-- GIVEN INFORMATION --
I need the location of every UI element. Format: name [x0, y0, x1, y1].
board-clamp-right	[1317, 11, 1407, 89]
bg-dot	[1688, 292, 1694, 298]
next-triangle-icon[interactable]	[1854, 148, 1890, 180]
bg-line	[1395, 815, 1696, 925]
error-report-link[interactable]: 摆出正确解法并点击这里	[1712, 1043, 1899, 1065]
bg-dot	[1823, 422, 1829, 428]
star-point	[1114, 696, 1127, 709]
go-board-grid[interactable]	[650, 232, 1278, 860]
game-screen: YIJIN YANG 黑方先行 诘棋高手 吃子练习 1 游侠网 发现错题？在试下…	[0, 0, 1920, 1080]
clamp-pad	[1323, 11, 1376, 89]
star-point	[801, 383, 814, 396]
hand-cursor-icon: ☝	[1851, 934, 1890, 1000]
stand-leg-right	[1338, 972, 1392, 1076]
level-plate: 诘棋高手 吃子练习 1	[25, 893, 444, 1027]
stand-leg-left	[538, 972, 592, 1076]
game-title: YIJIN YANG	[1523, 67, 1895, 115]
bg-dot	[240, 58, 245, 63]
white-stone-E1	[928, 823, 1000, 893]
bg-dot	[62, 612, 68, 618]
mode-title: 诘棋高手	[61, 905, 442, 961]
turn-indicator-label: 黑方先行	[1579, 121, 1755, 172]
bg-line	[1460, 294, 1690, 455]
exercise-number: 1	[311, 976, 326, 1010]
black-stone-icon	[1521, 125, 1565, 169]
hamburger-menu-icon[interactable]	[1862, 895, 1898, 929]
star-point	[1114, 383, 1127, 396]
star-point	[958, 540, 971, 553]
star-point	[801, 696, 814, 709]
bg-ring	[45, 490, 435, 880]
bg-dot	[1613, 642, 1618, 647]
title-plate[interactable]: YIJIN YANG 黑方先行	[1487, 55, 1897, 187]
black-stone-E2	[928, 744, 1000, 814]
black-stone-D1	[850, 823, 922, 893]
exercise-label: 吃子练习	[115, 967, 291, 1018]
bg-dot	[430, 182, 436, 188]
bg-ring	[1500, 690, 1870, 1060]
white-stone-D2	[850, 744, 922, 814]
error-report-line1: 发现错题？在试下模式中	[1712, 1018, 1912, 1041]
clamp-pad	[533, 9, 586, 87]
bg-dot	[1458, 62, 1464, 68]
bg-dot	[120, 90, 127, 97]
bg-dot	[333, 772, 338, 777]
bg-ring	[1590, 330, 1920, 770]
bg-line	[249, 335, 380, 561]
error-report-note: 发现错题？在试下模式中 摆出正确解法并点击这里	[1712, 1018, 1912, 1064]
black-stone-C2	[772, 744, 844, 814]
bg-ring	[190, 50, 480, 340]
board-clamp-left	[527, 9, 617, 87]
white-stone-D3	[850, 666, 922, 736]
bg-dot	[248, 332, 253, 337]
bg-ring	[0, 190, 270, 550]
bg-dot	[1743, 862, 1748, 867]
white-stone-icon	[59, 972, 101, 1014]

-- REQUIRED TASK --
Return the lines from the start of the records through the line holding "934, 1890, 1000]", inclusive, reproducing each one without any change.

-- REPLY --
I need the location of every UI element. Format: name [x0, y0, x1, y1].
board-clamp-right	[1317, 11, 1407, 89]
bg-dot	[1688, 292, 1694, 298]
next-triangle-icon[interactable]	[1854, 148, 1890, 180]
bg-line	[1395, 815, 1696, 925]
error-report-link[interactable]: 摆出正确解法并点击这里	[1712, 1043, 1899, 1065]
bg-dot	[1823, 422, 1829, 428]
star-point	[1114, 696, 1127, 709]
go-board-grid[interactable]	[650, 232, 1278, 860]
game-screen: YIJIN YANG 黑方先行 诘棋高手 吃子练习 1 游侠网 发现错题？在试下…	[0, 0, 1920, 1080]
clamp-pad	[1323, 11, 1376, 89]
star-point	[801, 383, 814, 396]
hand-cursor-icon: ☝	[1851, 934, 1890, 1000]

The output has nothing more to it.